_Task requirements_.
Extract all of the data and reproduce it precisely.

Data records:
--- Start ---
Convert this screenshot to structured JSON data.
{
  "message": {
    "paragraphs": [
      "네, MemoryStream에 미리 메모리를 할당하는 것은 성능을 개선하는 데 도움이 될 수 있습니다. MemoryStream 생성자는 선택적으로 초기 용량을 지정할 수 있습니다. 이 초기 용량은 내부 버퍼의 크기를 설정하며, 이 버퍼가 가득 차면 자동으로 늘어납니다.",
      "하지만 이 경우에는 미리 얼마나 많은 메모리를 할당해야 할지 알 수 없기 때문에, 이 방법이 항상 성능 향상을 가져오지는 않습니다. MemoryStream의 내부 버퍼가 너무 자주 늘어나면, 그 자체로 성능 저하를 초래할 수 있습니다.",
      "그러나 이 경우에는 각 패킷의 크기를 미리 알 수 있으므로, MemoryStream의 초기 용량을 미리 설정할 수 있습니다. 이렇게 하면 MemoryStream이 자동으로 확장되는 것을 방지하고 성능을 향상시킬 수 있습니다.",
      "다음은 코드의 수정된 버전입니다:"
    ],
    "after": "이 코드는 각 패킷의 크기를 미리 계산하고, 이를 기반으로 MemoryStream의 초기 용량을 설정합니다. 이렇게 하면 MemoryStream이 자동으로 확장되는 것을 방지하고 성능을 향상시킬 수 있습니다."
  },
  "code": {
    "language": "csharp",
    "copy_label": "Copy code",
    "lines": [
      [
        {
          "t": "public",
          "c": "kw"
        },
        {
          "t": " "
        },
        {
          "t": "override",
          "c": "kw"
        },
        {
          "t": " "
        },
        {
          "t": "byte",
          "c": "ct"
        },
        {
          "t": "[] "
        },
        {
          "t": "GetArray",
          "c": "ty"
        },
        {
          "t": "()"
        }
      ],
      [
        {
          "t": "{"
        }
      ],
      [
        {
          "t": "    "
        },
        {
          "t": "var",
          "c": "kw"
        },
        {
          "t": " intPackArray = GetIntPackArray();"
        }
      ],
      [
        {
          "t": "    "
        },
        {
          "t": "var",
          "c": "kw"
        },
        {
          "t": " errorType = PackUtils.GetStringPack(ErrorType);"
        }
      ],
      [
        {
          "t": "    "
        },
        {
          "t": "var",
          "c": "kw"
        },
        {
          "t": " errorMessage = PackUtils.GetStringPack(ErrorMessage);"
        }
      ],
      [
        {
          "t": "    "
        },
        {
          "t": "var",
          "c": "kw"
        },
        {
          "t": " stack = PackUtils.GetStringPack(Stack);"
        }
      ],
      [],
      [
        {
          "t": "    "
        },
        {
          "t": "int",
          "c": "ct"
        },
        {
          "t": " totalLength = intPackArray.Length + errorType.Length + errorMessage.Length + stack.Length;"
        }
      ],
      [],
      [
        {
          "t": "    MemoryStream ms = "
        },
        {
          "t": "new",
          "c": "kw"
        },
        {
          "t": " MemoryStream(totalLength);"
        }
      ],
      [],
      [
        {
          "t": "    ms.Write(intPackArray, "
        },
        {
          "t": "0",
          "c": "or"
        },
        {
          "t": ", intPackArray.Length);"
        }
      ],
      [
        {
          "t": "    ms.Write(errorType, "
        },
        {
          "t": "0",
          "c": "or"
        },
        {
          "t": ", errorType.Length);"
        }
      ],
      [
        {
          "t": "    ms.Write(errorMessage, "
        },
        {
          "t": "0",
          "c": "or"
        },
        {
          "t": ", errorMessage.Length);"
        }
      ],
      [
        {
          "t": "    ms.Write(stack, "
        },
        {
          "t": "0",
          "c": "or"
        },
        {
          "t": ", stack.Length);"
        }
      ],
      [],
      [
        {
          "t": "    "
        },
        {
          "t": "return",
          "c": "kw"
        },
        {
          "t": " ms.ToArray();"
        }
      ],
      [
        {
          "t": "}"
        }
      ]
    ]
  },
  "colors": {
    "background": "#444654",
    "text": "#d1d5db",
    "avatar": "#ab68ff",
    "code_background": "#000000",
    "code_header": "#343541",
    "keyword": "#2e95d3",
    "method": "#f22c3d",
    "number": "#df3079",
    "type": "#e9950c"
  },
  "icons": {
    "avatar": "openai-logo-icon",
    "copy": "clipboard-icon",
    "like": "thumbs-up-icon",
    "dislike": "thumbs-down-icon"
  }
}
--- End ---
_Full answer_.
Convert this screenshot to structured JSON data.
{
  "message": {
    "paragraphs": [
      "네, MemoryStream에 미리 메모리를 할당하는 것은 성능을 개선하는 데 도움이 될 수 있습니다. MemoryStream 생성자는 선택적으로 초기 용량을 지정할 수 있습니다. 이 초기 용량은 내부 버퍼의 크기를 설정하며, 이 버퍼가 가득 차면 자동으로 늘어납니다.",
      "하지만 이 경우에는 미리 얼마나 많은 메모리를 할당해야 할지 알 수 없기 때문에, 이 방법이 항상 성능 향상을 가져오지는 않습니다. MemoryStream의 내부 버퍼가 너무 자주 늘어나면, 그 자체로 성능 저하를 초래할 수 있습니다.",
      "그러나 이 경우에는 각 패킷의 크기를 미리 알 수 있으므로, MemoryStream의 초기 용량을 미리 설정할 수 있습니다. 이렇게 하면 MemoryStream이 자동으로 확장되는 것을 방지하고 성능을 향상시킬 수 있습니다.",
      "다음은 코드의 수정된 버전입니다:"
    ],
    "after": "이 코드는 각 패킷의 크기를 미리 계산하고, 이를 기반으로 MemoryStream의 초기 용량을 설정합니다. 이렇게 하면 MemoryStream이 자동으로 확장되는 것을 방지하고 성능을 향상시킬 수 있습니다."
  },
  "code": {
    "language": "csharp",
    "copy_label": "Copy code",
    "lines": [
      [
        {
          "t": "public",
          "c": "kw"
        },
        {
          "t": " "
        },
        {
          "t": "override",
          "c": "kw"
        },
        {
          "t": " "
        },
        {
          "t": "byte",
          "c": "ct"
        },
        {
          "t": "[] "
        },
        {
          "t": "GetArray",
          "c": "ty"
        },
        {
          "t": "()"
        }
      ],
      [
        {
          "t": "{"
        }
      ],
      [
        {
          "t": "    "
        },
        {
          "t": "var",
          "c": "kw"
        },
        {
          "t": " intPackArray = GetIntPackArray();"
        }
      ],
      [
        {
          "t": "    "
        },
        {
          "t": "var",
          "c": "kw"
        },
        {
          "t": " errorType = PackUtils.GetStringPack(ErrorType);"
        }
      ],
      [
        {
          "t": "    "
        },
        {
          "t": "var",
          "c": "kw"
        },
        {
          "t": " errorMessage = PackUtils.GetStringPack(ErrorMessage);"
        }
      ],
      [
        {
          "t": "    "
        },
        {
          "t": "var",
          "c": "kw"
        },
        {
          "t": " stack = PackUtils.GetStringPack(Stack);"
        }
      ],
      [],
      [
        {
          "t": "    "
        },
        {
          "t": "int",
          "c": "ct"
        },
        {
          "t": " totalLength = intPackArray.Length + errorType.Length + errorMessage.Length + stack.Length;"
        }
      ],
      [],
      [
        {
          "t": "    MemoryStream ms = "
        },
        {
          "t": "new",
          "c": "kw"
        },
        {
          "t": " MemoryStream(totalLength);"
        }
      ],
      [],
      [
        {
          "t": "    ms.Write(intPackArray, "
        },
        {
          "t": "0",
          "c": "or"
        },
        {
          "t": ", intPackArray.Length);"
        }
      ],
      [
        {
          "t": "    ms.Write(errorType, "
        },
        {
          "t": "0",
          "c": "or"
        },
        {
          "t": ", errorType.Length);"
        }
      ],
      [
        {
          "t": "    ms.Write(errorMessage, "
        },
        {
          "t": "0",
          "c": "or"
        },
        {
          "t": ", errorMessage.Length);"
        }
      ],
      [
        {
          "t": "    ms.Write(stack, "
        },
        {
          "t": "0",
          "c": "or"
        },
        {
          "t": ", stack.Length);"
        }
      ],
      [],
      [
        {
          "t": "    "
        },
        {
          "t": "return",
          "c": "kw"
        },
        {
          "t": " ms.ToArray();"
        }
      ],
      [
        {
          "t": "}"
        }
      ]
    ]
  },
  "colors": {
    "background": "#444654",
    "text": "#d1d5db",
    "avatar": "#ab68ff",
    "code_background": "#000000",
    "code_header": "#343541",
    "keyword": "#2e95d3",
    "method": "#f22c3d",
    "number": "#df3079",
    "type": "#e9950c"
  },
  "icons": {
    "avatar": "openai-logo-icon",
    "copy": "clipboard-icon",
    "like": "thumbs-up-icon",
    "dislike": "thumbs-down-icon"
  }
}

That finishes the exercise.